> [PROBLEM STATEMENT]:
Please work out how many lines in the material contain "they" and give only that figure.
*** LISTED RECORDS ***
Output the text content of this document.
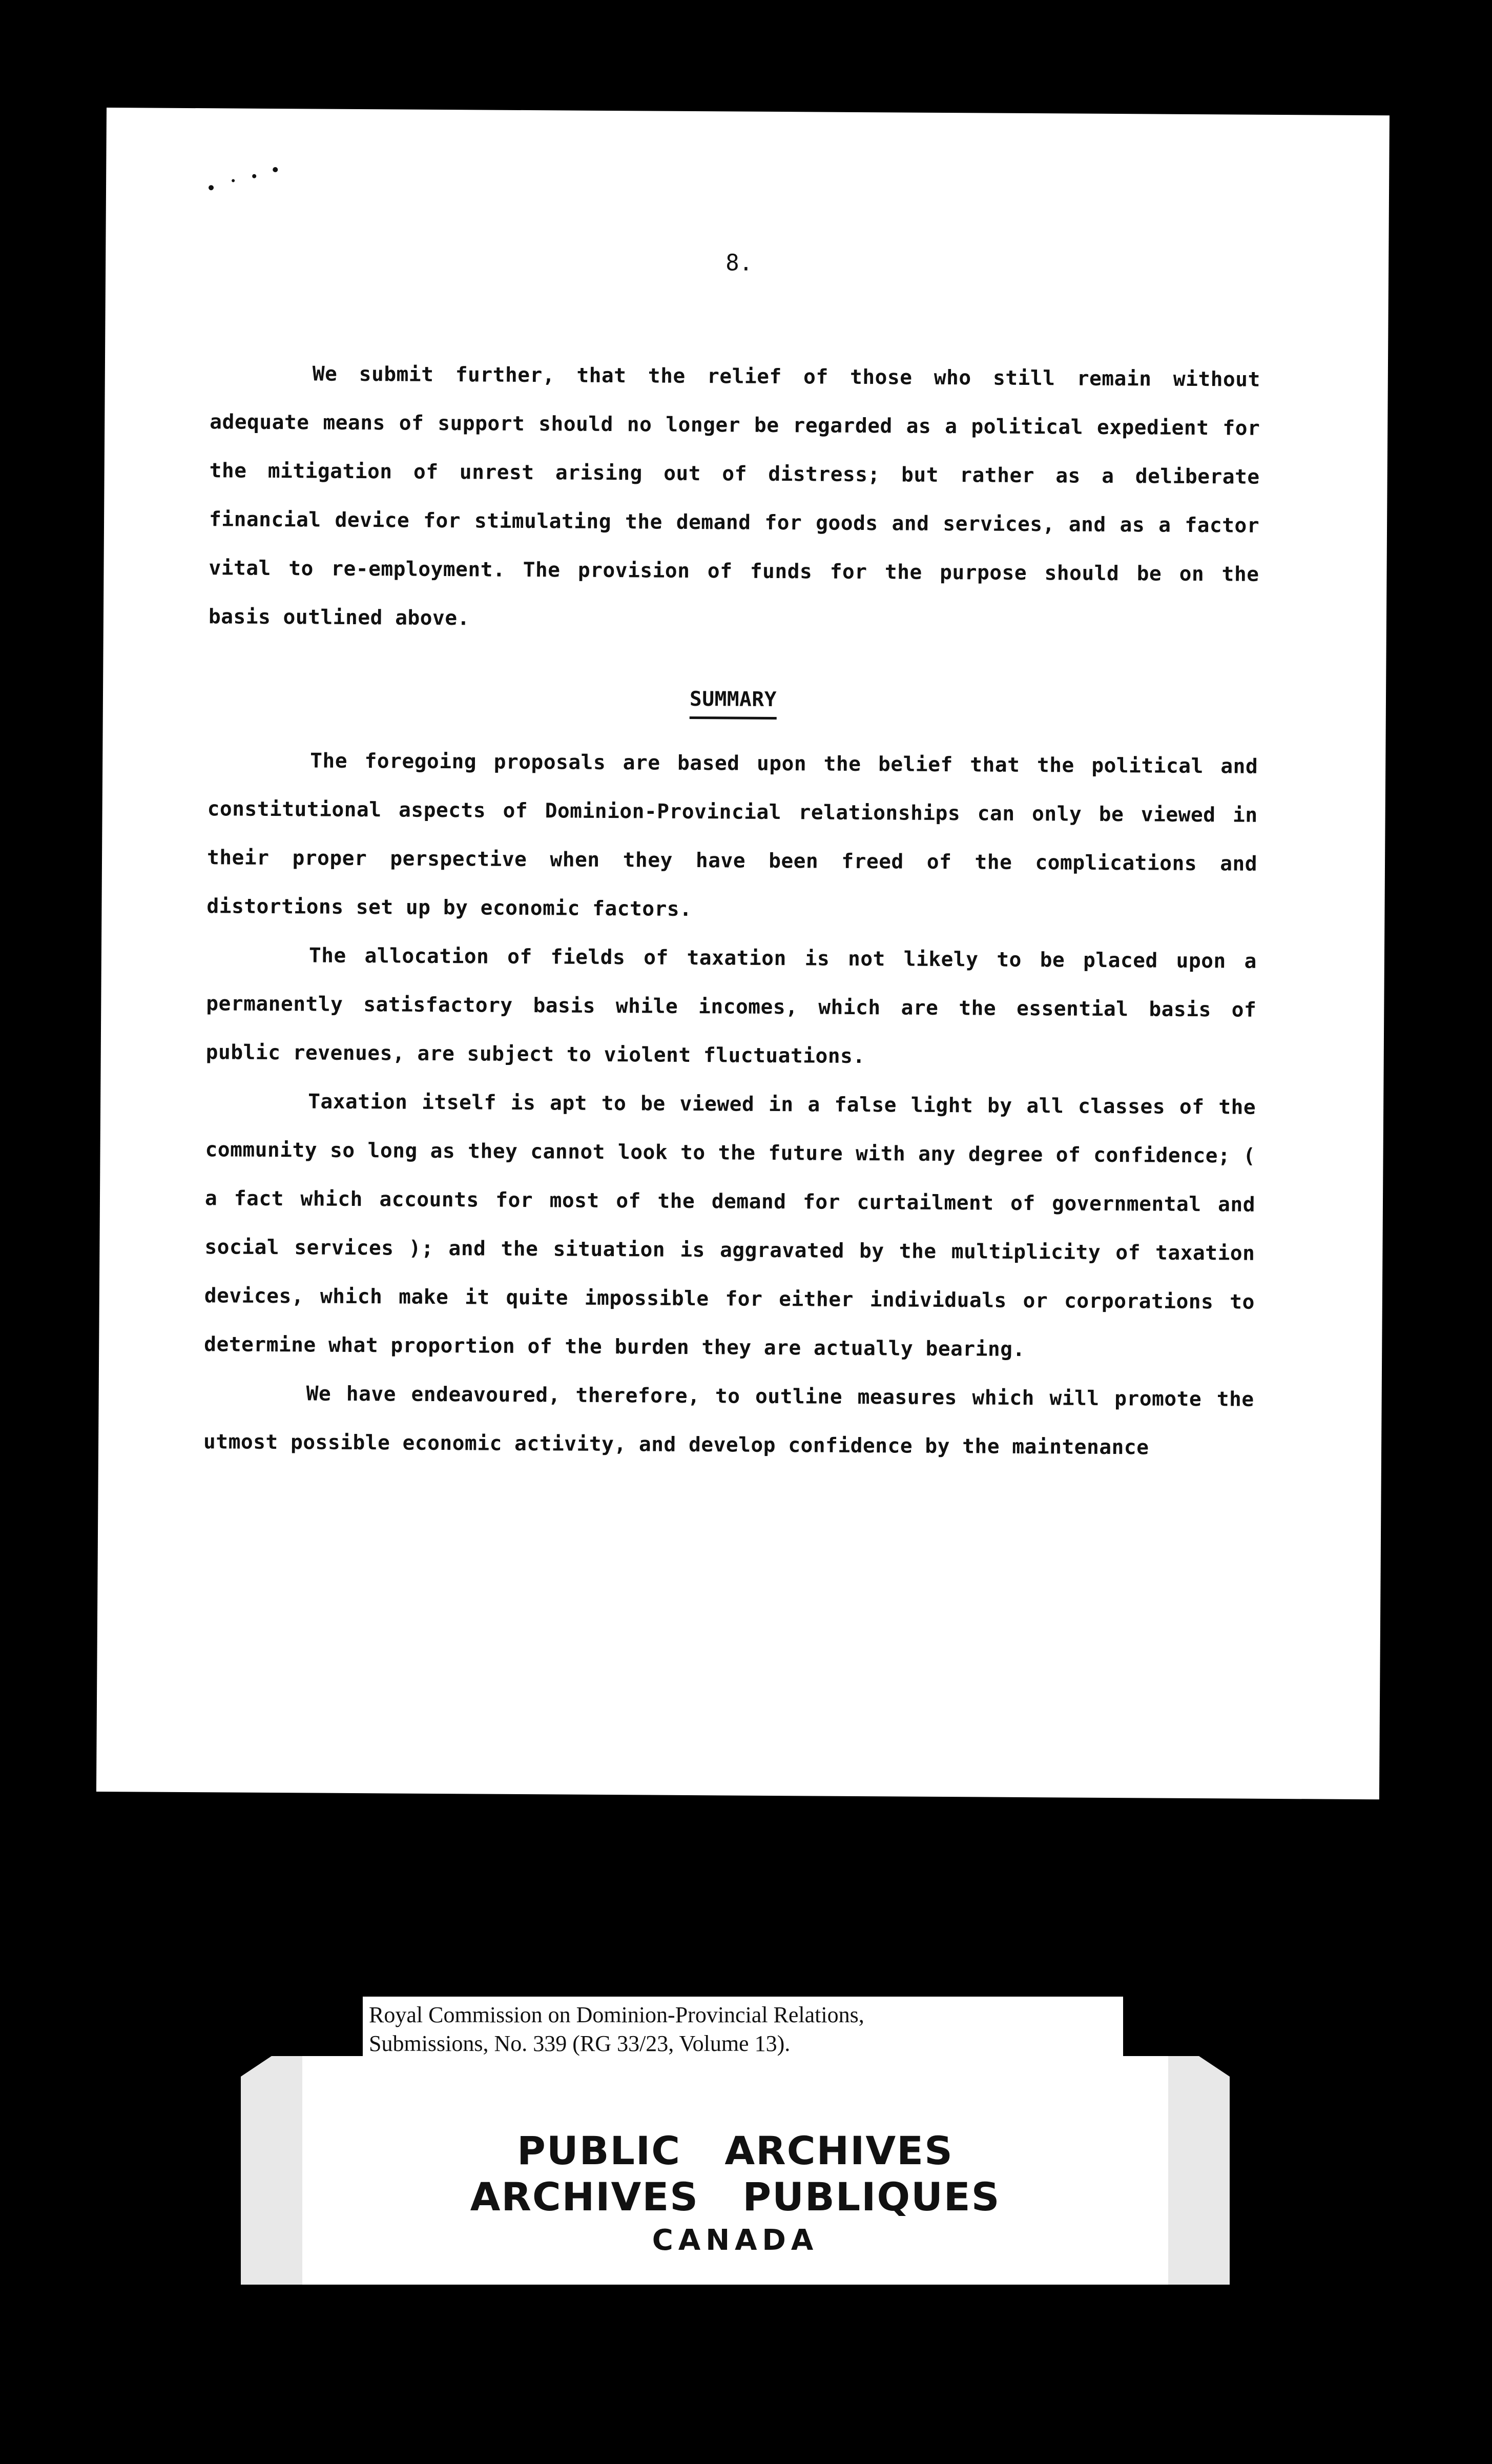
8.

We submit further, that the relief of those who still remain without adequate means of support should no longer be regarded as a political expedient for the mitigation of unrest arising out of distress; but rather as a deliberate financial device for stimulating the demand for goods and services, and as a factor vital to re-employment. The provision of funds for the purpose should be on the basis outlined above.

SUMMARY

The foregoing proposals are based upon the belief that the political and constitutional aspects of Dominion-Provincial relationships can only be viewed in their proper perspective when they have been freed of the complications and distortions set up by economic factors.

The allocation of fields of taxation is not likely to be placed upon a permanently satisfactory basis while incomes, which are the essential basis of public revenues, are subject to violent fluctuations.

Taxation itself is apt to be viewed in a false light by all classes of the community so long as they cannot look to the future with any degree of confidence; ( a fact which accounts for most of the demand for curtailment of governmental and social services ); and the situation is aggravated by the multiplicity of taxation devices, which make it quite impossible for either individuals or corporations to determine what proportion of the burden they are actually bearing.

We have endeavoured, therefore, to outline measures which will promote the utmost possible economic activity, and develop confidence by the maintenance

Royal Commission on Dominion-Provincial Relations,
Submissions, No. 339 (RG 33/23, Volume 13).
PUBLIC   ARCHIVES
ARCHIVES   PUBLIQUES
CANADA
***
> [RESPONSE]:
2